[Collected data entries]
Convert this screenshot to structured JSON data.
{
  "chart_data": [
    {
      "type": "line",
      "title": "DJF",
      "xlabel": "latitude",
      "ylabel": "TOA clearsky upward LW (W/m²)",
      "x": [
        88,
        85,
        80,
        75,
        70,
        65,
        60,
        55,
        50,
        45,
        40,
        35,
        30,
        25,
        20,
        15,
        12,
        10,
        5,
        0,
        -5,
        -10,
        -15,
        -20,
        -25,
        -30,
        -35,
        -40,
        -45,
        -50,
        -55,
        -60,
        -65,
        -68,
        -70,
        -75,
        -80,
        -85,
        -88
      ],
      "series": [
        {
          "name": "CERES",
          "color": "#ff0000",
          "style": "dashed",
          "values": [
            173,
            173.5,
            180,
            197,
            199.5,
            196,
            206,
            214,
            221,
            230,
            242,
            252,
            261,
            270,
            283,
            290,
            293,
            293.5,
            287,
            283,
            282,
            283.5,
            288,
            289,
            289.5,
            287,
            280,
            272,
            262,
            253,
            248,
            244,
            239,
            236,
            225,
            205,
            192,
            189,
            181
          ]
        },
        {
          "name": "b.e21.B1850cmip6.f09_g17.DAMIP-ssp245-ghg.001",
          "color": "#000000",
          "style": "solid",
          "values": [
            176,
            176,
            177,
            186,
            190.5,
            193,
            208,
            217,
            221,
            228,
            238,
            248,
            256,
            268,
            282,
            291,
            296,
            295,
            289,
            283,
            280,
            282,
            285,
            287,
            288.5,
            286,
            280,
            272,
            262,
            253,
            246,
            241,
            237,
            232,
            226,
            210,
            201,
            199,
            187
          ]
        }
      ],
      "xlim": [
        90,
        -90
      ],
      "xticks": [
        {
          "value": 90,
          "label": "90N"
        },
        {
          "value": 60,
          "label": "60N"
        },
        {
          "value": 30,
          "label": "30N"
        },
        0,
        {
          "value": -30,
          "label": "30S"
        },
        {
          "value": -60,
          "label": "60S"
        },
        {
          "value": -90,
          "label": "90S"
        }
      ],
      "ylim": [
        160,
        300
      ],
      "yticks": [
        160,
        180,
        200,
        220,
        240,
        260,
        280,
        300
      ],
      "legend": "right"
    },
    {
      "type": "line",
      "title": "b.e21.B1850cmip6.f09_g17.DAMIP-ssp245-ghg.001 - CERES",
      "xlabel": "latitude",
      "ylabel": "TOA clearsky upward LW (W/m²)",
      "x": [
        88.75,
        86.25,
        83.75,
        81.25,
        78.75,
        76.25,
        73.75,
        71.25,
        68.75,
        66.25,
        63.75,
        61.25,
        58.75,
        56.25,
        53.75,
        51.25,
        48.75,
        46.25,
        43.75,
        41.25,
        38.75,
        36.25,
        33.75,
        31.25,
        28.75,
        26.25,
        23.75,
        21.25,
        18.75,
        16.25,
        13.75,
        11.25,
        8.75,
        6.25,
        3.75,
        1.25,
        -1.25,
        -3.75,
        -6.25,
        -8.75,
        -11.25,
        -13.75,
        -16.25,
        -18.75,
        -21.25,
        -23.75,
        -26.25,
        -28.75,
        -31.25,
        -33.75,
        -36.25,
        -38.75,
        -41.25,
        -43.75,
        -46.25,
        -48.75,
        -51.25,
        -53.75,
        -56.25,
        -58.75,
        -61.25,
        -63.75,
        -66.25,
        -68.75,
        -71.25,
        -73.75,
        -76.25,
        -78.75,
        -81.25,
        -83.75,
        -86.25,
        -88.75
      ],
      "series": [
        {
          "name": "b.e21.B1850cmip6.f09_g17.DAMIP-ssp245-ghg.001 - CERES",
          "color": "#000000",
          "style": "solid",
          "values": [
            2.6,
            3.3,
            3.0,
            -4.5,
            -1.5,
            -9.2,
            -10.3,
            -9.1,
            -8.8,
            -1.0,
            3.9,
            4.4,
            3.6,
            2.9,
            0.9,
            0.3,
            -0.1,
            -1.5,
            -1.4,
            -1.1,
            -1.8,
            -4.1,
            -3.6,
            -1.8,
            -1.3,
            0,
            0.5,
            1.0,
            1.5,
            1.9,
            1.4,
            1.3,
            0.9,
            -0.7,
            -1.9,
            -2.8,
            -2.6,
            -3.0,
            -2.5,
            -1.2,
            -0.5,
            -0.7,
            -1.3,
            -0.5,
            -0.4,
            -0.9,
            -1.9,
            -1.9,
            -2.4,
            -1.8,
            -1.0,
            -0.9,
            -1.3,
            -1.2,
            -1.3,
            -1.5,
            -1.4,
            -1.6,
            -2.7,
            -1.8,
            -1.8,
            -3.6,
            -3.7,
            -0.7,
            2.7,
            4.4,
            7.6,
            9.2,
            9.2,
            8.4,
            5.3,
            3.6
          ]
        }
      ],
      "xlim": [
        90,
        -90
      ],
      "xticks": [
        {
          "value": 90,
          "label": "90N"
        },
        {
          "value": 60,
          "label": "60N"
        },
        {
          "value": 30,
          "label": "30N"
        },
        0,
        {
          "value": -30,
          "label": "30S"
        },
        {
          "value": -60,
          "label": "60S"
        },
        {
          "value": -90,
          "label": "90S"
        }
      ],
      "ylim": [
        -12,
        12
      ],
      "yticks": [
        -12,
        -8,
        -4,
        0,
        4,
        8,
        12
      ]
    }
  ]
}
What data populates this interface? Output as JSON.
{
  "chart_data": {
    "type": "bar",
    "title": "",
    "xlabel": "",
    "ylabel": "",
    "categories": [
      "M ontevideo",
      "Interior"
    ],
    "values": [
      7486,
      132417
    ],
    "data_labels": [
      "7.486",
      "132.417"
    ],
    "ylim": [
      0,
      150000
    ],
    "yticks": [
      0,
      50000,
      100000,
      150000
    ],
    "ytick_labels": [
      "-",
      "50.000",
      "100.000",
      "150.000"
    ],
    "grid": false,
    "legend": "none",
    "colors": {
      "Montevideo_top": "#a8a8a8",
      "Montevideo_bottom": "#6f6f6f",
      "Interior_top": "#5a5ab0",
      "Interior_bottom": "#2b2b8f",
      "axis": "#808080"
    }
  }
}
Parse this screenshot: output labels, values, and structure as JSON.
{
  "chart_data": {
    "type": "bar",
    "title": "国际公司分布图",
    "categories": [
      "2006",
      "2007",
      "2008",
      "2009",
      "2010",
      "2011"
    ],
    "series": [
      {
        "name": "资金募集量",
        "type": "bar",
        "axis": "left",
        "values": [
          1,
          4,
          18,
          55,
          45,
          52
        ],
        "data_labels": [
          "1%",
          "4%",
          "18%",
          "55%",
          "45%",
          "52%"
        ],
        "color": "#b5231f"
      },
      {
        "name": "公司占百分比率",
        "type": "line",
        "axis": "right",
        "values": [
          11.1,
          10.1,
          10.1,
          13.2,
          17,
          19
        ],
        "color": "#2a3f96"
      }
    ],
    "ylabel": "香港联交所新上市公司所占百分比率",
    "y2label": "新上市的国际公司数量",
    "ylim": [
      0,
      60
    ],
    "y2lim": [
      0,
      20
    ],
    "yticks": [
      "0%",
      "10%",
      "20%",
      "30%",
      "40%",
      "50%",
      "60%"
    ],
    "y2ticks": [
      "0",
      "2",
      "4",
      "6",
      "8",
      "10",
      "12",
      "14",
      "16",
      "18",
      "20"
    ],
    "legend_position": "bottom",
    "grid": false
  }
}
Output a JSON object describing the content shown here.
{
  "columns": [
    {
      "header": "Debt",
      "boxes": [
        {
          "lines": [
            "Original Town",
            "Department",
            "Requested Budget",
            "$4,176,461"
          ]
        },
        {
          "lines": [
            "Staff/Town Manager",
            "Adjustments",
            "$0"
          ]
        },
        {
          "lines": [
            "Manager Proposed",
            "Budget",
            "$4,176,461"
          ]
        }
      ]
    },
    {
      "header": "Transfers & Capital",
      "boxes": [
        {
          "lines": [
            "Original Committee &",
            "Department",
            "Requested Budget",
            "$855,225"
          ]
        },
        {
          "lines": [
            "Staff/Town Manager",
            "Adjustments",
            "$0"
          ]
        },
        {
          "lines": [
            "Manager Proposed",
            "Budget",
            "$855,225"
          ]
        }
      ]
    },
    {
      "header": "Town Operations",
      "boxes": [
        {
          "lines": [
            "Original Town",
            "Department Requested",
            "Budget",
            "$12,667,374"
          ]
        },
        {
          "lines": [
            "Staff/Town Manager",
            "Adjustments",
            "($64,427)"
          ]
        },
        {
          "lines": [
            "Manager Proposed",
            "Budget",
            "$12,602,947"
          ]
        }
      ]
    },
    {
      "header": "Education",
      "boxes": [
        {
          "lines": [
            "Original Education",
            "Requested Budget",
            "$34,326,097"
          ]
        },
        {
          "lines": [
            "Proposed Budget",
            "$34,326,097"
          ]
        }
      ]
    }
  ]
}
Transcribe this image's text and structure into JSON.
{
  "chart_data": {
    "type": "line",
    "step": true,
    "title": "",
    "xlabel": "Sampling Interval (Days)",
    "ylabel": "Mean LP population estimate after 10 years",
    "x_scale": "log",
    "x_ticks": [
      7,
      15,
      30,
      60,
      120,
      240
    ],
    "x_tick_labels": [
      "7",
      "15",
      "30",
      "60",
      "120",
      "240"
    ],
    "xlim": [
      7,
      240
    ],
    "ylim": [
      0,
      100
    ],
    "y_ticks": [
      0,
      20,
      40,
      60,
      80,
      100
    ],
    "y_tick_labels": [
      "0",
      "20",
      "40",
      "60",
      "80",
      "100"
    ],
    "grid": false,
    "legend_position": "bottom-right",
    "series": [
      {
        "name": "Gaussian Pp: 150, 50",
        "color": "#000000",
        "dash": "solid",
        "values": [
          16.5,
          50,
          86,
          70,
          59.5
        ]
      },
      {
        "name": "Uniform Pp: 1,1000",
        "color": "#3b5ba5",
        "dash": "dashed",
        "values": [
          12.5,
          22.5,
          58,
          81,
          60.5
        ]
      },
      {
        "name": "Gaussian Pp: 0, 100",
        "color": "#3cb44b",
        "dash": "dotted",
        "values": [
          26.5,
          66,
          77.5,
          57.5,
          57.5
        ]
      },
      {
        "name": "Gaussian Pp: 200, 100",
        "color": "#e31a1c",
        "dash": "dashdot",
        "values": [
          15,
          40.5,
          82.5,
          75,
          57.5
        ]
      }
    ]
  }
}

* Written task *
In the entries above, identify each line that includes the string "DAMIP", then copy it.

* Complete answer *
          "name": "b.e21.B1850cmip6.f09_g17.DAMIP-ssp245-ghg.001",
      "title": "b.e21.B1850cmip6.f09_g17.DAMIP-ssp245-ghg.001 - CERES",
          "name": "b.e21.B1850cmip6.f09_g17.DAMIP-ssp245-ghg.001 - CERES",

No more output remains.